* START *
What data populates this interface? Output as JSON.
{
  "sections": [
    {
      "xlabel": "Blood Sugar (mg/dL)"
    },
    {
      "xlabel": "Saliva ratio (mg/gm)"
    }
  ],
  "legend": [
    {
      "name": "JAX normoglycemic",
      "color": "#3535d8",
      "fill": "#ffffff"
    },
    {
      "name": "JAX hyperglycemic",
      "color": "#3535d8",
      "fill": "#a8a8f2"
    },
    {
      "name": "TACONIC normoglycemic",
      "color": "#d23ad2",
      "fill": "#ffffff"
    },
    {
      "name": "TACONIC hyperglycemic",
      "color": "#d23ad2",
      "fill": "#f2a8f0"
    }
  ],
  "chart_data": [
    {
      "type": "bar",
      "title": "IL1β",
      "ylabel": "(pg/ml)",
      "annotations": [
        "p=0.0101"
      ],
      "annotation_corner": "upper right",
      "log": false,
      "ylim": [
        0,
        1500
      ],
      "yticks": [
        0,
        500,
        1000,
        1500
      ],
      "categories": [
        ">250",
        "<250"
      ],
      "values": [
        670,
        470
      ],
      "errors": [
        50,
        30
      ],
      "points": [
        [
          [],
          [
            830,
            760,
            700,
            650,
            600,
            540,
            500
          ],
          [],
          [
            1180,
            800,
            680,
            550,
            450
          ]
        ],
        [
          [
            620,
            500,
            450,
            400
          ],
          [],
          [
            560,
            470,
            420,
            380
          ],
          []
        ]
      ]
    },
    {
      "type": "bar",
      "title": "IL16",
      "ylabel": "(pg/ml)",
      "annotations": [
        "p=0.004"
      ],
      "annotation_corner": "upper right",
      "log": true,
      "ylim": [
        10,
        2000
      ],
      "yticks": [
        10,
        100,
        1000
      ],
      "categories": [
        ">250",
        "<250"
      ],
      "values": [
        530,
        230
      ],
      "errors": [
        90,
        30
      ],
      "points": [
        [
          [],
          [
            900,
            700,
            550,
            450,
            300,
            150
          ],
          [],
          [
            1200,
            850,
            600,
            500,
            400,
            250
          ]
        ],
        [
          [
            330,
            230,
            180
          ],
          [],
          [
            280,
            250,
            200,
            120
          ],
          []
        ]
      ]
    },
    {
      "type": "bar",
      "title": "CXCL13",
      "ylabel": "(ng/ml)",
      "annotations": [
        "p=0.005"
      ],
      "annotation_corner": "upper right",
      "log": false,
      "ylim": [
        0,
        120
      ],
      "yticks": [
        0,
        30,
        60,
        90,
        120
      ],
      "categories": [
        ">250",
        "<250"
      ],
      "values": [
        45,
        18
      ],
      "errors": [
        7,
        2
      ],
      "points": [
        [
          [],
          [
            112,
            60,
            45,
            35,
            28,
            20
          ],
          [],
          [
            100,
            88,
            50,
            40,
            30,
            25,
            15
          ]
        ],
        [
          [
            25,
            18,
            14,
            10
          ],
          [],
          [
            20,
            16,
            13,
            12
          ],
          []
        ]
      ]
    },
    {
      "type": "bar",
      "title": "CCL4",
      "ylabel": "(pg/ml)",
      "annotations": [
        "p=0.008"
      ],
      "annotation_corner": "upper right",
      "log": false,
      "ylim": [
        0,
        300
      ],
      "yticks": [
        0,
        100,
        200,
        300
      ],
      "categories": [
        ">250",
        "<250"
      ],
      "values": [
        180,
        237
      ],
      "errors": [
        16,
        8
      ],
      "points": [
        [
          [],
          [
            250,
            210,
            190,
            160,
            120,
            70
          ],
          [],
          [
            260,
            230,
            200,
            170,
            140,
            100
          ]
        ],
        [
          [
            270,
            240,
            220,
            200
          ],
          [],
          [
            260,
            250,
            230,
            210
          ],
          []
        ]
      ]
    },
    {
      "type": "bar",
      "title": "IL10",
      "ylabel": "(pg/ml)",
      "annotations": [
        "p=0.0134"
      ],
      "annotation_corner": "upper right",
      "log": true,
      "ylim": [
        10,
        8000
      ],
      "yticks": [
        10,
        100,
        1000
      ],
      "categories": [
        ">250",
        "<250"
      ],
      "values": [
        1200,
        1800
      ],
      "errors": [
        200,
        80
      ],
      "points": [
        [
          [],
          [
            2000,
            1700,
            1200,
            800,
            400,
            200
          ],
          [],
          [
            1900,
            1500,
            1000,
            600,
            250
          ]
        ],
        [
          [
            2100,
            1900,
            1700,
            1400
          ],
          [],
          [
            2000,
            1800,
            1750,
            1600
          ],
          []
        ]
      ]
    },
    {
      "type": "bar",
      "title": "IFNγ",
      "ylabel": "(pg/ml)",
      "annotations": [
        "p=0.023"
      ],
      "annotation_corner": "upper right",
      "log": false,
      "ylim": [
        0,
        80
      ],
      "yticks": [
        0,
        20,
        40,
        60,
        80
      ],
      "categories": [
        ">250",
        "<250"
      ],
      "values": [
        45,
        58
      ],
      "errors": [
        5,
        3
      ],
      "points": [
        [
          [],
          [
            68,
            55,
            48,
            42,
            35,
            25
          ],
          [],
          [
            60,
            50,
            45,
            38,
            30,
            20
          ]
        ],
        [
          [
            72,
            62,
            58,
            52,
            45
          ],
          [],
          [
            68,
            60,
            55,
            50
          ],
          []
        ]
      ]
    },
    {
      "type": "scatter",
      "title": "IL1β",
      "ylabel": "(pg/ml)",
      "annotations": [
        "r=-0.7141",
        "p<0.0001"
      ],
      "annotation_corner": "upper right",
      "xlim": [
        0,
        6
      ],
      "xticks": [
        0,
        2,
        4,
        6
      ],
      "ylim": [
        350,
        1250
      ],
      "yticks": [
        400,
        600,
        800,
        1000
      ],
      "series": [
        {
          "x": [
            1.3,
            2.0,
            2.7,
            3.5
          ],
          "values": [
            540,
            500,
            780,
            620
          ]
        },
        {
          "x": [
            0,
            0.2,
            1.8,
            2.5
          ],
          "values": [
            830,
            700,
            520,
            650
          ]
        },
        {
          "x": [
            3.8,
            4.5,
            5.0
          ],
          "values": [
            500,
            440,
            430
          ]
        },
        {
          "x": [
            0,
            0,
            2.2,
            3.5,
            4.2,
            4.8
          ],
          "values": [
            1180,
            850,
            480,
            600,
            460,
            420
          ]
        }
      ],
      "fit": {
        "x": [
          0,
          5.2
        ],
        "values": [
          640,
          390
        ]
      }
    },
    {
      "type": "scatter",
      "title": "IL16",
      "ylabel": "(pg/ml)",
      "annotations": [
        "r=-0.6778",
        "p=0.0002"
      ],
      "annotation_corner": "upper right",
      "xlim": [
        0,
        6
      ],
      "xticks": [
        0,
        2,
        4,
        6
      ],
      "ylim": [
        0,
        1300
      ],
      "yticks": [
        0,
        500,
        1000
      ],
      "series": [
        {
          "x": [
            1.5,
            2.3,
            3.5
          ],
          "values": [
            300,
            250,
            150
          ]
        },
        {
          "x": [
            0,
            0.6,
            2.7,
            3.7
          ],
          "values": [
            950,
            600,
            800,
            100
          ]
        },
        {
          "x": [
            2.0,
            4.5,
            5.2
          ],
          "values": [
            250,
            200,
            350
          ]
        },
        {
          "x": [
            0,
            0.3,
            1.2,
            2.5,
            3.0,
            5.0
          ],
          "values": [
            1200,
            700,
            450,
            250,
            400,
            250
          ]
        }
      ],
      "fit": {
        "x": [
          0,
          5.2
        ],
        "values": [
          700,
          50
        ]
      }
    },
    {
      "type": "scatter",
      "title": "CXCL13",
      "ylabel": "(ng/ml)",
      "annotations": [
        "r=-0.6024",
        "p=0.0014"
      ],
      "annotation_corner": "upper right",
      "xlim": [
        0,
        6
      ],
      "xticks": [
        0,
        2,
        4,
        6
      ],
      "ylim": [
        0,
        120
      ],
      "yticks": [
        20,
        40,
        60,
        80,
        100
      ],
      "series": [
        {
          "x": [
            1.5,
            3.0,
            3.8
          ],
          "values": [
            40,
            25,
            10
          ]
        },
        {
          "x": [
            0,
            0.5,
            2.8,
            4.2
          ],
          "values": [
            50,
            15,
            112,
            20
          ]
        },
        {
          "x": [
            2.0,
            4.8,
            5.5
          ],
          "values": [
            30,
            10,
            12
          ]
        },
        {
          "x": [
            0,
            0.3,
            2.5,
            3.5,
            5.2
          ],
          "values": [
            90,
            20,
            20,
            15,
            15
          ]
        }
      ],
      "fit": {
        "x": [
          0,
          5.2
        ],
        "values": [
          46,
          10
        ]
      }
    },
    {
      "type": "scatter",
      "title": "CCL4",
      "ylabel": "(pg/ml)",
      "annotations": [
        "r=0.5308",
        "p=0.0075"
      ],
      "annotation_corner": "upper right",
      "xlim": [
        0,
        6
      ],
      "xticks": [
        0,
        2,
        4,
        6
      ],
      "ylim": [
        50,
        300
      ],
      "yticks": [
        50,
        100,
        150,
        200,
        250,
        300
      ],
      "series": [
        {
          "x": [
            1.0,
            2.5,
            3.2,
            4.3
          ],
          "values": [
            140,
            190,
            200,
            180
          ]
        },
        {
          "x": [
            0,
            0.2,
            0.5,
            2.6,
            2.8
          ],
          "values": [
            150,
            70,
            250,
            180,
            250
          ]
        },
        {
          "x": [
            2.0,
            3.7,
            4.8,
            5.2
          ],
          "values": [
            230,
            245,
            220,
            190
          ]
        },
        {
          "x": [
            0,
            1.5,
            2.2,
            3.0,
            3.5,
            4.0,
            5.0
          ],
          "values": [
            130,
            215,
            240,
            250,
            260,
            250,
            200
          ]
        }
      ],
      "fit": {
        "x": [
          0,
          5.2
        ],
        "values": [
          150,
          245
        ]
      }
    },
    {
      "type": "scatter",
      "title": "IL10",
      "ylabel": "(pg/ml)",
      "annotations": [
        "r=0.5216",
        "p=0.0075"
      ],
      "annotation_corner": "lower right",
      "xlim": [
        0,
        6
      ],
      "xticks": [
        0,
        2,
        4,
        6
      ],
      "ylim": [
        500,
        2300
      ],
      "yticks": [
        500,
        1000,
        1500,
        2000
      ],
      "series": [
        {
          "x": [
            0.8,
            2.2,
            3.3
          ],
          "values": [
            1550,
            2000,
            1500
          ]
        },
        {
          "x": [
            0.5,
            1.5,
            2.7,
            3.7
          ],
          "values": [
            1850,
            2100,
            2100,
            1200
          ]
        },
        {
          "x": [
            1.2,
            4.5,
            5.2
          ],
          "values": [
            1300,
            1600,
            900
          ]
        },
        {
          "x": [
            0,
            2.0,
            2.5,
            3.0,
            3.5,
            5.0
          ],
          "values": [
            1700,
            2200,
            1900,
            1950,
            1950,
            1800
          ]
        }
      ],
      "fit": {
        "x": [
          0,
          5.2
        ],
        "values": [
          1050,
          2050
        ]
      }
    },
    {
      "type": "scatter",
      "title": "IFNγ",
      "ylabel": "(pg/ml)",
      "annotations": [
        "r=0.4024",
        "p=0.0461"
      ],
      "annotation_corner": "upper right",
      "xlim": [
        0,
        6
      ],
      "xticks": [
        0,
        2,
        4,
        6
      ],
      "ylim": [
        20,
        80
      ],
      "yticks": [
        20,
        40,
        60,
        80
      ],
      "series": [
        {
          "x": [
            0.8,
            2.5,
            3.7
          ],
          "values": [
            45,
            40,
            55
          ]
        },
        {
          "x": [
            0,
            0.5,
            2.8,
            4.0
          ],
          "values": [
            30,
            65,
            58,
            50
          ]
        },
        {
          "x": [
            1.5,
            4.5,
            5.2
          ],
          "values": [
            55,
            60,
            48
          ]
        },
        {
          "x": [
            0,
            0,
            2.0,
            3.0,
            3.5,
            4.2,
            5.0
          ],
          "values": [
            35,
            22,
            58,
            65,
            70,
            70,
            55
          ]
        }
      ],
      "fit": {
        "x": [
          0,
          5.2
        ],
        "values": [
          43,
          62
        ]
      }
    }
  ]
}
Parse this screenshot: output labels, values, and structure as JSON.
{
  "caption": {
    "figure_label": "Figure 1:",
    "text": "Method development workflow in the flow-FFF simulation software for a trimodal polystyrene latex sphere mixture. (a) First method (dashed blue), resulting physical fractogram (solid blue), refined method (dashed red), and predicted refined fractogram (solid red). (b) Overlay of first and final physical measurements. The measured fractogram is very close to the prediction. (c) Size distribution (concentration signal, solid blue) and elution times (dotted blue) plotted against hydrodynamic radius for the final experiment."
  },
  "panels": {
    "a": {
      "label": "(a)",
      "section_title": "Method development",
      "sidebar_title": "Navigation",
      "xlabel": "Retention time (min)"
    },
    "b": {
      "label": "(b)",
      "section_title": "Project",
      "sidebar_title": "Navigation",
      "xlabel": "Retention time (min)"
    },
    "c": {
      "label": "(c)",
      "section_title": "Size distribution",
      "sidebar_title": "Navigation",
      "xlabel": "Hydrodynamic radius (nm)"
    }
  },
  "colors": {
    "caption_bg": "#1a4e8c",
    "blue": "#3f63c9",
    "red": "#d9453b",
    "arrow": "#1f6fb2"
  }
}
* END *
| What you need to do |
Find and copy every line in the entries above where the string "distribution" occurs.

| Task solution |
    "text": "Method development workflow in the flow-FFF simulation software for a trimodal polystyrene latex sphere mixture. (a) First method (dashed blue), resulting physical fractogram (solid blue), refined method (dashed red), and predicted refined fractogram (solid red). (b) Overlay of first and final physical measurements. The measured fractogram is very close to the prediction. (c) Size distribution (concentration signal, solid blue) and elution times (dotted blue) plotted against hydrodynamic radius for the final experiment."
      "section_title": "Size distribution",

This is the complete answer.